**Passage to read:**
•••••
Barriers to research
There are many steps researchers must take in making their own experimental plans, including checking databases to find and analyze research trends in relevant fields and choosing the appropriate experimental materials. It is also necessary to compile papers and other reference materials, and review and interpret their contents. However, regarding the issue of the wordings used to describe pathologic conditions and other characteristics of laboratory animals, for instance, different researchers use somewhat different definitions. This linguistic vagueness makes it necessary to analyze the experimental methodology and context and reinterpret the terms in all cases. A great deal of time is taken with these painstaking preparatory arrangements before determining the optimum experimental methodology.
“In biology, there are numerous databases for genes, proteins, diseases and the like around the world, and they all operate separately. A researcher who wants to investigate a particular subject must search all the databases that seem to be appropriate one by one. In addition, each individual database has its own attributes. Because the databases are designed to be used in distinct ways that are suited to different research areas, it takes a great deal of time for researchers in other areas to become familiar with databases in areas other than their own,” points out Masuya.
Ontology—correlating the essential nature of things
“Ontological technology allows computers to automatically arrange and extract the desired data so that the preparatory work for any investigation comes very easy,” Masuya explains, “The term ontology has its origin in a Greek philosophical term meaning existence. In bioinformatics, ontology refers to the classification of concepts and terms and how to describe their relationships and systems.”
In 2010, Masuya and his colleagues created the RIKEN Integrated Database of Mammals. The database incorporates YAMATO-GXO (‘Yet Another More Advanced Top- level Ontology-Genetics Ontology’), an ontology tool they developed jointly with Riichiro Mizoguchi at the Institute of Scientific and Industrial Research (ISIR) of Osaka University. “We integrated the 18 major databases of the world using YAMATO-GXO. Our mammalian database is based on RIKEN’s Scientists’ Networking System (SciNetS).” Developed by a team led by Tetsuro Toyoda, director of the RIKEN Bioinformatics And Systems Engineering Division (BASE), SciNetS can accommodate a wide variety of data, including ontological data, facilitating the integration of developed databases. To date, RIKEN’s nine databases in biology have been integrated. They succeeded in integrating as many as 900,000 data items from 18 databases by incorporating YAMATO-GXO into SciNetS and other databases. “It is quite painstaking for a single researcher to find the data they want from among 900,000 entries. However, the RIKEN Integrated Database of Mammals makes it easy to obtain the data they want in a somewhat automatically analyzed form.” This database is currently under development and expansion (see Fig. 1).
•••••
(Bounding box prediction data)
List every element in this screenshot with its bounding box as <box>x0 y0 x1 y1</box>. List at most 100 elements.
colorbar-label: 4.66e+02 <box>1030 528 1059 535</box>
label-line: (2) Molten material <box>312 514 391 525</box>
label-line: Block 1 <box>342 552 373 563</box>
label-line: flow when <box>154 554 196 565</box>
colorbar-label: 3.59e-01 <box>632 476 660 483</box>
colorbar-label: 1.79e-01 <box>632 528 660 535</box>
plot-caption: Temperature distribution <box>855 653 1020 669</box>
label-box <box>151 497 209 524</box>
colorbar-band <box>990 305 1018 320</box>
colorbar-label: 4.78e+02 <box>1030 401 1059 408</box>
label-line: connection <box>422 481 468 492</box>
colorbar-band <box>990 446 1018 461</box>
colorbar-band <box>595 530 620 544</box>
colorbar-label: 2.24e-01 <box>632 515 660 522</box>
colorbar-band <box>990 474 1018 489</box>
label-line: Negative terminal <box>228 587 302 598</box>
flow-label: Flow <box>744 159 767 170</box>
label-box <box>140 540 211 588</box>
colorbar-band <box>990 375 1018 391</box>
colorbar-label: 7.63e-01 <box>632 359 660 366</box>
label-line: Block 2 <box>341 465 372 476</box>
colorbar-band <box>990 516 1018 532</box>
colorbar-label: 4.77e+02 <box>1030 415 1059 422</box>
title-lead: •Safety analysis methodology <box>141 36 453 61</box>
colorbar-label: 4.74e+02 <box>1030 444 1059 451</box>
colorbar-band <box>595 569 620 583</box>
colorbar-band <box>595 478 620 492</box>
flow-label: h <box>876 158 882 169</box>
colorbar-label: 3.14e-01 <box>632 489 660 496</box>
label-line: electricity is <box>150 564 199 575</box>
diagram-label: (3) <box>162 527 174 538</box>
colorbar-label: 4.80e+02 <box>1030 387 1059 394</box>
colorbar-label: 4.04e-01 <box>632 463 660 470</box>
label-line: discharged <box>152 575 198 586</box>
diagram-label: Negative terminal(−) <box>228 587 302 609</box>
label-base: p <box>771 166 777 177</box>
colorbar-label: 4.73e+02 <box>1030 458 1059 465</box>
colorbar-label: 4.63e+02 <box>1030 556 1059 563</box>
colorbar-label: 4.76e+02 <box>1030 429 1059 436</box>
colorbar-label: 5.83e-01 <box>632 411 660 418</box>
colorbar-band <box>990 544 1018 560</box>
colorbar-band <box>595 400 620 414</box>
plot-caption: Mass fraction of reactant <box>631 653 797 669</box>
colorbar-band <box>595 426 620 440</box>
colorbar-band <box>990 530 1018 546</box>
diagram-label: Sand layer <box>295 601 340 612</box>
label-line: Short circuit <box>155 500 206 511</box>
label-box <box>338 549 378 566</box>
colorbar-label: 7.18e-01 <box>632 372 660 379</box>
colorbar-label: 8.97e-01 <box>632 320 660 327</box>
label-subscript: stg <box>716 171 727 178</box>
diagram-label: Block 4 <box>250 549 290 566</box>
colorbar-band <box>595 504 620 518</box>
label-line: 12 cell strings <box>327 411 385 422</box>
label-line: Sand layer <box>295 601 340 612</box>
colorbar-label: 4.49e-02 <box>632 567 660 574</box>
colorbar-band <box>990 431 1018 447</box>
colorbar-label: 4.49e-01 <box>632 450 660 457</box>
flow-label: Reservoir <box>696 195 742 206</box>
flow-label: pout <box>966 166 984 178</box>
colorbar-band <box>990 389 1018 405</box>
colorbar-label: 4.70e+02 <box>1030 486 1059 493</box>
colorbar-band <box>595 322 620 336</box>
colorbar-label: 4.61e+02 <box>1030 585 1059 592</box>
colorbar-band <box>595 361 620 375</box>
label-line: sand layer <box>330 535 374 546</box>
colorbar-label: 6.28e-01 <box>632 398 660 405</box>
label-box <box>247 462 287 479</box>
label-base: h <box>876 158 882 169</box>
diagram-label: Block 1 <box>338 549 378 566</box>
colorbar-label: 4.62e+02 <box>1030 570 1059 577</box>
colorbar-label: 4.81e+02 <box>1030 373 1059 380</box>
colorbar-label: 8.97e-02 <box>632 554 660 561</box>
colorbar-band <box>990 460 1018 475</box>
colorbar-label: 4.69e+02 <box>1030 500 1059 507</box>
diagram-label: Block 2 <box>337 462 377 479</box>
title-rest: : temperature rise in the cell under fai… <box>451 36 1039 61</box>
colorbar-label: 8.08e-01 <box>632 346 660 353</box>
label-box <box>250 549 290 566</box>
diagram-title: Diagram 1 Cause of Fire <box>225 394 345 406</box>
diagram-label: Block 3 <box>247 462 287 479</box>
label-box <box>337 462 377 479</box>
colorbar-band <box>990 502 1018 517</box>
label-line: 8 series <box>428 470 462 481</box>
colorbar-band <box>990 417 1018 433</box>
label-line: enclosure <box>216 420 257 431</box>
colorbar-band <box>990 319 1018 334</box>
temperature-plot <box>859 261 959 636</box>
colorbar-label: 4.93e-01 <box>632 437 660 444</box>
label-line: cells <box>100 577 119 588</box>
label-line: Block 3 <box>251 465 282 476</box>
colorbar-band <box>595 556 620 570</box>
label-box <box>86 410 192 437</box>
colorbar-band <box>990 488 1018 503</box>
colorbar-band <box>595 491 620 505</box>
•••••
**What is required:** In the text on biology databases, copy out the stretch from "Barriers to research" through "optimum experimental methodology.", swapping "laboratory animals" for "test animals".

**Solution to the problem:**
Barriers to research
There are many steps researchers must take in making their own experimental plans, including checking databases to find and analyze research trends in relevant fields and choosing the appropriate experimental materials. It is also necessary to compile papers and other reference materials, and review and interpret their contents. However, regarding the issue of the wordings used to describe pathologic conditions and other characteristics of test animals, for instance, different researchers use somewhat different definitions. This linguistic vagueness makes it necessary to analyze the experimental methodology and context and reinterpret the terms in all cases. A great deal of time is taken with these painstaking preparatory arrangements before determining the optimum experimental methodology.